• [WRITTEN PROBLEM]:
Give the number of lines below that contain the word "JSON", and nothing else.

• [ENTRIES SHOWN]:
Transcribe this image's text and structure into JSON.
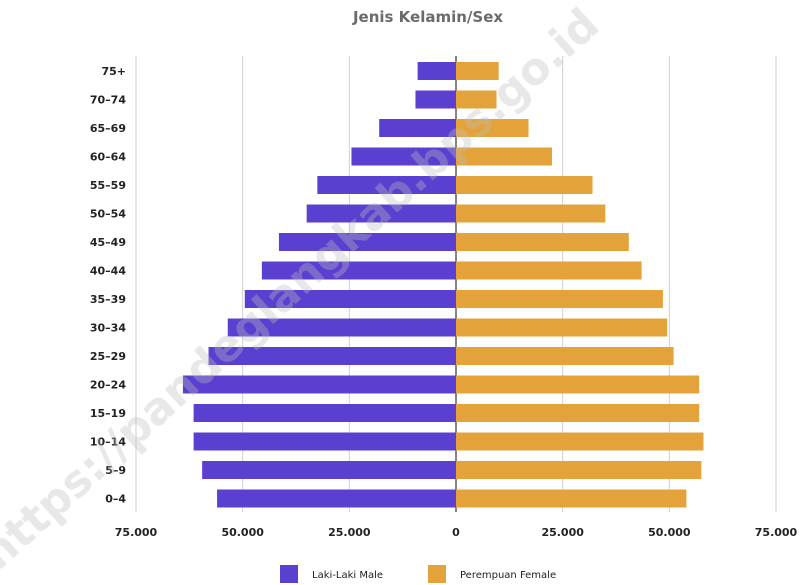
{
  "chart_data": {
    "type": "bar",
    "orientation": "horizontal-diverging",
    "title": "Jenis Kelamin/Sex",
    "categories": [
      "75+",
      "70–74",
      "65–69",
      "60–64",
      "55–59",
      "50–54",
      "45–49",
      "40–44",
      "35–39",
      "30–34",
      "25–29",
      "20–24",
      "15–19",
      "10–14",
      "5–9",
      "0–4"
    ],
    "x_tick_labels": [
      "75.000",
      "50.000",
      "25.000",
      "0",
      "25.000",
      "50.000",
      "75.000"
    ],
    "xlim": [
      -75000,
      75000
    ],
    "grid": true,
    "legend_position": "bottom",
    "series": [
      {
        "name": "Laki-Laki Male",
        "color": "#5b3fd0",
        "values": [
          -9000,
          -9500,
          -18000,
          -24500,
          -32500,
          -35000,
          -41500,
          -45500,
          -49500,
          -53500,
          -58000,
          -64000,
          -61500,
          -61500,
          -59500,
          -56000
        ]
      },
      {
        "name": "Perempuan Female",
        "color": "#e4a33a",
        "values": [
          10000,
          9500,
          17000,
          22500,
          32000,
          35000,
          40500,
          43500,
          48500,
          49500,
          51000,
          57000,
          57000,
          58000,
          57500,
          54000
        ]
      }
    ],
    "watermark": "https://pandeglangkab.bps.go.id"
  }
}
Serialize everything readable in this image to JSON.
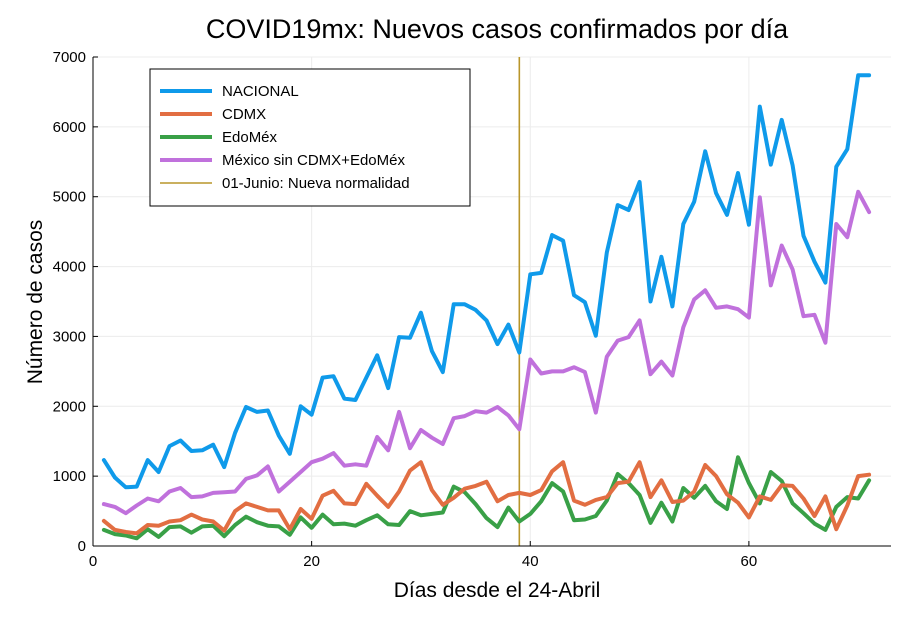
{
  "chart_data": {
    "type": "line",
    "title": "COVID19mx: Nuevos casos confirmados por día",
    "xlabel": "Días desde el 24-Abril",
    "ylabel": "Número de casos",
    "xlim": [
      0,
      73
    ],
    "ylim": [
      0,
      7000
    ],
    "xticks": [
      0,
      20,
      40,
      60
    ],
    "yticks": [
      0,
      1000,
      2000,
      3000,
      4000,
      5000,
      6000,
      7000
    ],
    "grid": true,
    "legend_position": "top-left",
    "x": [
      1,
      2,
      3,
      4,
      5,
      6,
      7,
      8,
      9,
      10,
      11,
      12,
      13,
      14,
      15,
      16,
      17,
      18,
      19,
      20,
      21,
      22,
      23,
      24,
      25,
      26,
      27,
      28,
      29,
      30,
      31,
      32,
      33,
      34,
      35,
      36,
      37,
      38,
      39,
      40,
      41,
      42,
      43,
      44,
      45,
      46,
      47,
      48,
      49,
      50,
      51,
      52,
      53,
      54,
      55,
      56,
      57,
      58,
      59,
      60,
      61,
      62,
      63,
      64,
      65,
      66,
      67,
      68,
      69,
      70,
      71
    ],
    "series": [
      {
        "name": "NACIONAL",
        "color": "#0f9aea",
        "values": [
          1230,
          980,
          840,
          850,
          1230,
          1060,
          1430,
          1510,
          1360,
          1370,
          1450,
          1130,
          1620,
          1990,
          1920,
          1940,
          1580,
          1320,
          2000,
          1880,
          2410,
          2430,
          2110,
          2090,
          2410,
          2730,
          2260,
          2990,
          2980,
          3340,
          2790,
          2490,
          3460,
          3460,
          3380,
          3230,
          2890,
          3170,
          2770,
          3890,
          3910,
          4450,
          4370,
          3590,
          3490,
          3010,
          4200,
          4880,
          4810,
          5210,
          3500,
          4140,
          3430,
          4610,
          4930,
          5650,
          5050,
          4740,
          5340,
          4600,
          6290,
          5460,
          6100,
          5450,
          4440,
          4070,
          3770,
          5430,
          5680,
          6740,
          6740
        ]
      },
      {
        "name": "CDMX",
        "color": "#e26e42",
        "values": [
          360,
          230,
          200,
          180,
          300,
          290,
          350,
          370,
          450,
          380,
          350,
          220,
          500,
          610,
          560,
          510,
          510,
          240,
          530,
          390,
          720,
          790,
          610,
          600,
          890,
          720,
          560,
          780,
          1080,
          1200,
          800,
          590,
          690,
          820,
          860,
          920,
          640,
          730,
          760,
          730,
          800,
          1070,
          1200,
          650,
          590,
          660,
          700,
          900,
          920,
          1200,
          700,
          940,
          630,
          650,
          780,
          1160,
          1000,
          740,
          620,
          410,
          710,
          660,
          870,
          860,
          680,
          430,
          710,
          240,
          580,
          1000,
          1020
        ]
      },
      {
        "name": "EdoMéx",
        "color": "#39a047",
        "values": [
          230,
          170,
          150,
          110,
          240,
          130,
          270,
          280,
          190,
          280,
          290,
          140,
          300,
          420,
          340,
          290,
          280,
          160,
          410,
          260,
          450,
          310,
          320,
          290,
          370,
          440,
          310,
          300,
          500,
          440,
          460,
          480,
          850,
          770,
          600,
          400,
          270,
          550,
          350,
          460,
          640,
          900,
          780,
          370,
          380,
          430,
          650,
          1030,
          900,
          730,
          330,
          620,
          350,
          830,
          690,
          860,
          640,
          530,
          1270,
          900,
          610,
          1060,
          930,
          610,
          470,
          320,
          230,
          560,
          700,
          680,
          940
        ]
      },
      {
        "name": "México sin CDMX+EdoMéx",
        "color": "#c071dc",
        "values": [
          600,
          560,
          470,
          580,
          680,
          640,
          780,
          830,
          700,
          710,
          760,
          770,
          780,
          960,
          1010,
          1140,
          780,
          920,
          1060,
          1200,
          1250,
          1330,
          1150,
          1170,
          1150,
          1560,
          1370,
          1920,
          1400,
          1660,
          1550,
          1460,
          1830,
          1860,
          1930,
          1910,
          1990,
          1870,
          1670,
          2670,
          2470,
          2500,
          2500,
          2560,
          2490,
          1910,
          2710,
          2940,
          2990,
          3230,
          2460,
          2640,
          2440,
          3130,
          3530,
          3660,
          3410,
          3430,
          3390,
          3270,
          4990,
          3730,
          4300,
          3960,
          3290,
          3310,
          2910,
          4610,
          4420,
          5070,
          4780
        ]
      }
    ],
    "annotations": [
      {
        "type": "vline",
        "x": 39,
        "label": "01-Junio: Nueva normalidad",
        "color": "#b9962a"
      }
    ]
  }
}
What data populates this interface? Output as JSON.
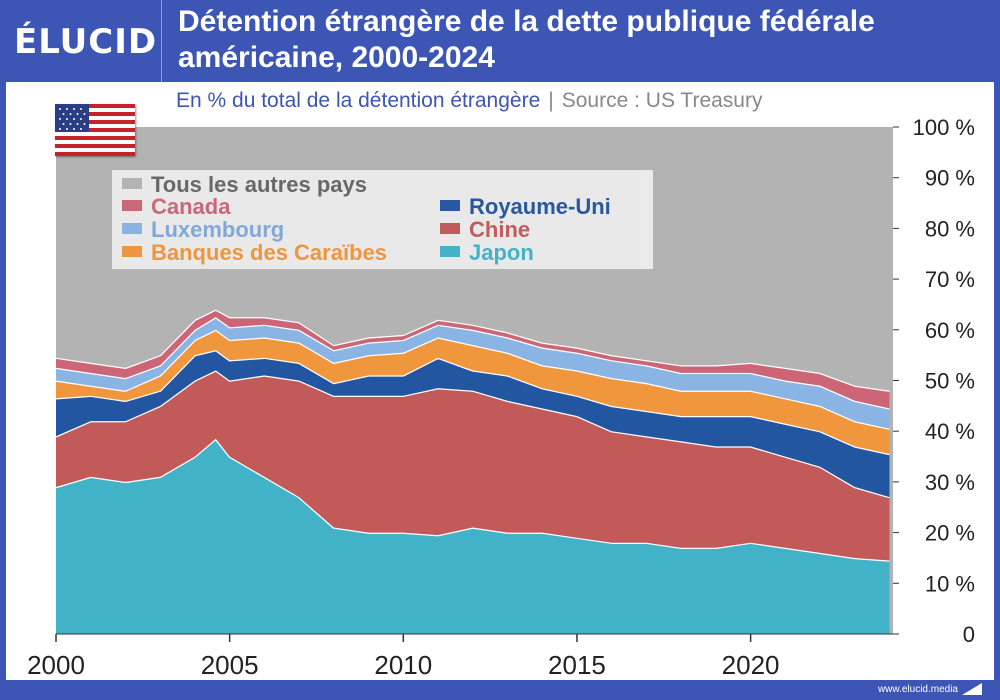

• [WRITTEN SOLUTION]:
3